→ **Your task**
Collect each line containing "server".

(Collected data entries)
◇ ◇ ◇ ◇ ◇

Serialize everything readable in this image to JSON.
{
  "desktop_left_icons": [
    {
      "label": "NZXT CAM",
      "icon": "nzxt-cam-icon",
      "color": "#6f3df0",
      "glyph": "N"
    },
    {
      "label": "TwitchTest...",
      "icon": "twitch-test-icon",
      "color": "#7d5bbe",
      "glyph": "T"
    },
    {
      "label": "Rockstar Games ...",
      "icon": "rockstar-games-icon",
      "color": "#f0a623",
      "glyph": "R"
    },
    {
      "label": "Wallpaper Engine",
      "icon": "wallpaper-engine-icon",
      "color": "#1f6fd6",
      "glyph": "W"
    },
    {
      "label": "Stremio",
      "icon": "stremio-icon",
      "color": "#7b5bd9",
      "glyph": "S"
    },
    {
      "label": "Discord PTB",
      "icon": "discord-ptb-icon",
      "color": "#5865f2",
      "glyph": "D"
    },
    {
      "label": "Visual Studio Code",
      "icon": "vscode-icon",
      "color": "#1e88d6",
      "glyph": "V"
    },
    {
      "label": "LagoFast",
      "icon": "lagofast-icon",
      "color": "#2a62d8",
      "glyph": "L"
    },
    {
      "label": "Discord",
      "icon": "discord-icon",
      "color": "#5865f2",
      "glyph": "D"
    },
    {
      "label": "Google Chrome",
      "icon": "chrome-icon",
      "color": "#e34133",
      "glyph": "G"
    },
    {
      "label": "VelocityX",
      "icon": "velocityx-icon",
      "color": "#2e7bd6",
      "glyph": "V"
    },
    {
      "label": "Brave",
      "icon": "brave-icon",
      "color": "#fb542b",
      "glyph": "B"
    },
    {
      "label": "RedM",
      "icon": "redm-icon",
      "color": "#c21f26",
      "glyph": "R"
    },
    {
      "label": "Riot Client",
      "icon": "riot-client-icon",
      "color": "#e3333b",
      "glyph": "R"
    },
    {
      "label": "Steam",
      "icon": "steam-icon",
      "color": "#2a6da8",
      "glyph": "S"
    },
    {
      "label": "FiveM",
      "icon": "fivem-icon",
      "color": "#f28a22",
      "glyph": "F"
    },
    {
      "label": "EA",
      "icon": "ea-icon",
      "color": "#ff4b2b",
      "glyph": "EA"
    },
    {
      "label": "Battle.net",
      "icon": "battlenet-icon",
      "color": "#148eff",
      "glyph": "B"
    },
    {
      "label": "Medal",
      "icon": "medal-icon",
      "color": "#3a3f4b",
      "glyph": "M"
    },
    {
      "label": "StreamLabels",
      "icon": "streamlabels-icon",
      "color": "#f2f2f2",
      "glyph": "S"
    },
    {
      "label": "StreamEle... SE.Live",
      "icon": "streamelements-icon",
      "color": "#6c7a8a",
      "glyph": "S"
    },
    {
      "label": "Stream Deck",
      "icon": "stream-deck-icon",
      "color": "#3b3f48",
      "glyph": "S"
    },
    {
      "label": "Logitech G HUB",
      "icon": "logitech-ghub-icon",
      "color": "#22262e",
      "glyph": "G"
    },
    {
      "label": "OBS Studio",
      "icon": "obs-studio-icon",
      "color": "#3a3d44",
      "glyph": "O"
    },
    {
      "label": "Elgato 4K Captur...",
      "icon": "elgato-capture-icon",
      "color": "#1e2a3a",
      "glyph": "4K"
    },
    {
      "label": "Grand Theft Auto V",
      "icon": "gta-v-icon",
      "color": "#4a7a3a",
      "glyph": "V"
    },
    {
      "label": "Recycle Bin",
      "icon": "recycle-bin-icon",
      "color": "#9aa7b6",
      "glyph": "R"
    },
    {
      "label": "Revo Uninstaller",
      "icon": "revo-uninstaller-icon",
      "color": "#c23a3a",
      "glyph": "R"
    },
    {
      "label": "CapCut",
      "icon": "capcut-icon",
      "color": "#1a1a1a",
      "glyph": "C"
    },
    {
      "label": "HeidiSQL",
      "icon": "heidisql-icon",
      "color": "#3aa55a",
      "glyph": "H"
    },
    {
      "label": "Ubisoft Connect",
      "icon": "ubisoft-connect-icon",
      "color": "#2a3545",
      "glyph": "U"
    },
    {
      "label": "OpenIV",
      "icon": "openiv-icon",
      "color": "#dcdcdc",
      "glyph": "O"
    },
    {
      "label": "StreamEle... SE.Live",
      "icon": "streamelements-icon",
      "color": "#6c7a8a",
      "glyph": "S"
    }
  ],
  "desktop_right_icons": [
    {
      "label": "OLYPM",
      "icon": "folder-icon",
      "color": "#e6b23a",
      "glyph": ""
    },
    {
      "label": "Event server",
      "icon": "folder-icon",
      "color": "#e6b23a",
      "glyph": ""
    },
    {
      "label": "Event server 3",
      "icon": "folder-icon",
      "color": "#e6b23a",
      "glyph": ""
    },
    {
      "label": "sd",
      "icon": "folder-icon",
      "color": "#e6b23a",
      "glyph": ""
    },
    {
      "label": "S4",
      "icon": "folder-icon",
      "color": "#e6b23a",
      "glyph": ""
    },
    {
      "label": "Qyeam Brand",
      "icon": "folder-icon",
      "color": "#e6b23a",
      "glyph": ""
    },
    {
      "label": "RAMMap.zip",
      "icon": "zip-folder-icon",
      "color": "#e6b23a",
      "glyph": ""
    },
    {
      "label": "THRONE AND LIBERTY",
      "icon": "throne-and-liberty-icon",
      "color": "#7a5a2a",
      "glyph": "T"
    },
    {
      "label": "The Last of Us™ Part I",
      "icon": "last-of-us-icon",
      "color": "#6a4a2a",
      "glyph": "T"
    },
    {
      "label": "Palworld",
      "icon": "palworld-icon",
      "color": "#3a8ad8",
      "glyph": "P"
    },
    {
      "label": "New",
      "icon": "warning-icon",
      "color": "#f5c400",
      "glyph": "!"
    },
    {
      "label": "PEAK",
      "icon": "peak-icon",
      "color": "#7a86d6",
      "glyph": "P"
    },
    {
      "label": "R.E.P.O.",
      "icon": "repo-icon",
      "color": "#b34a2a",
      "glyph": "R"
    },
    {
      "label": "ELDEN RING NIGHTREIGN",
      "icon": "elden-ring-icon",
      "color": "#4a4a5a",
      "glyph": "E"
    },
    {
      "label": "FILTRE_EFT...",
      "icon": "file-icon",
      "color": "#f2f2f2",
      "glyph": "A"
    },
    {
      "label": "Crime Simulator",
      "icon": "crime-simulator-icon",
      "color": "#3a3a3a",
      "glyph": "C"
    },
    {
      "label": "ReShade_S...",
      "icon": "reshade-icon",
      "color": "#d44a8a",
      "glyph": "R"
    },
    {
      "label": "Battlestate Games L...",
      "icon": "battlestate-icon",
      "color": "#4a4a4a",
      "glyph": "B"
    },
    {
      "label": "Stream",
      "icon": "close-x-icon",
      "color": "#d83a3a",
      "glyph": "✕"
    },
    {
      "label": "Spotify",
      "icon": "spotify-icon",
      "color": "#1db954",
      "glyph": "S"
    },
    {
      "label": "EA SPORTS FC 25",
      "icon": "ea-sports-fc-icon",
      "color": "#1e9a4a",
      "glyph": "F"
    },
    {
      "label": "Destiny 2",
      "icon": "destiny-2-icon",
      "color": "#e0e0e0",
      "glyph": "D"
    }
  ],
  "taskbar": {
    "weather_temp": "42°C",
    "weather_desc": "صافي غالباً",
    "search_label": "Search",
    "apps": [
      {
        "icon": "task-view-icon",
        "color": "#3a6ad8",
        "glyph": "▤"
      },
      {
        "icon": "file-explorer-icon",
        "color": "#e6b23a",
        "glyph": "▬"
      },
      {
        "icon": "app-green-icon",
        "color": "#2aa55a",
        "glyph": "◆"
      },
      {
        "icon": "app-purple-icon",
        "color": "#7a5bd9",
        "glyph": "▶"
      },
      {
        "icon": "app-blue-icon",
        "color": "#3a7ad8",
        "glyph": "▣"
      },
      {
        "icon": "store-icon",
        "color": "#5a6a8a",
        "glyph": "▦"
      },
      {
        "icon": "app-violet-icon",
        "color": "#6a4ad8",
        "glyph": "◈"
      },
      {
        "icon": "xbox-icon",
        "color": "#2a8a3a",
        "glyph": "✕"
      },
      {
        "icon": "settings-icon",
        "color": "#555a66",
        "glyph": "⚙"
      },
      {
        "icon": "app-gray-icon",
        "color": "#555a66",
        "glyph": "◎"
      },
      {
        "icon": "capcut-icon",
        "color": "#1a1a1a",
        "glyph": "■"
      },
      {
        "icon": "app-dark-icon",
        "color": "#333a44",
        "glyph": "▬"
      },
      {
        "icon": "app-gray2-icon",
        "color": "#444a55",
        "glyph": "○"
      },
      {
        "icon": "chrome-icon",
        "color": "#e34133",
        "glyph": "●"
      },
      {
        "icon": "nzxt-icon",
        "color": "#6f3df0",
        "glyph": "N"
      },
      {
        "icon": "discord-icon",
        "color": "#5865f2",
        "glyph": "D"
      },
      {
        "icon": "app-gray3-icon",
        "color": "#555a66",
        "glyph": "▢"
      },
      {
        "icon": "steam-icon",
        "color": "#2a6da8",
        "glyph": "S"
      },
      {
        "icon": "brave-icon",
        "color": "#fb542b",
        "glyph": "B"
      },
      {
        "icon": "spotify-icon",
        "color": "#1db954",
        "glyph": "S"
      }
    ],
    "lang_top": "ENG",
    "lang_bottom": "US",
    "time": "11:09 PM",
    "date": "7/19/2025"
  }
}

◇ ◇ ◇ ◇ ◇

→ **In response**
      "label": "Event server",
      "label": "Event server 3",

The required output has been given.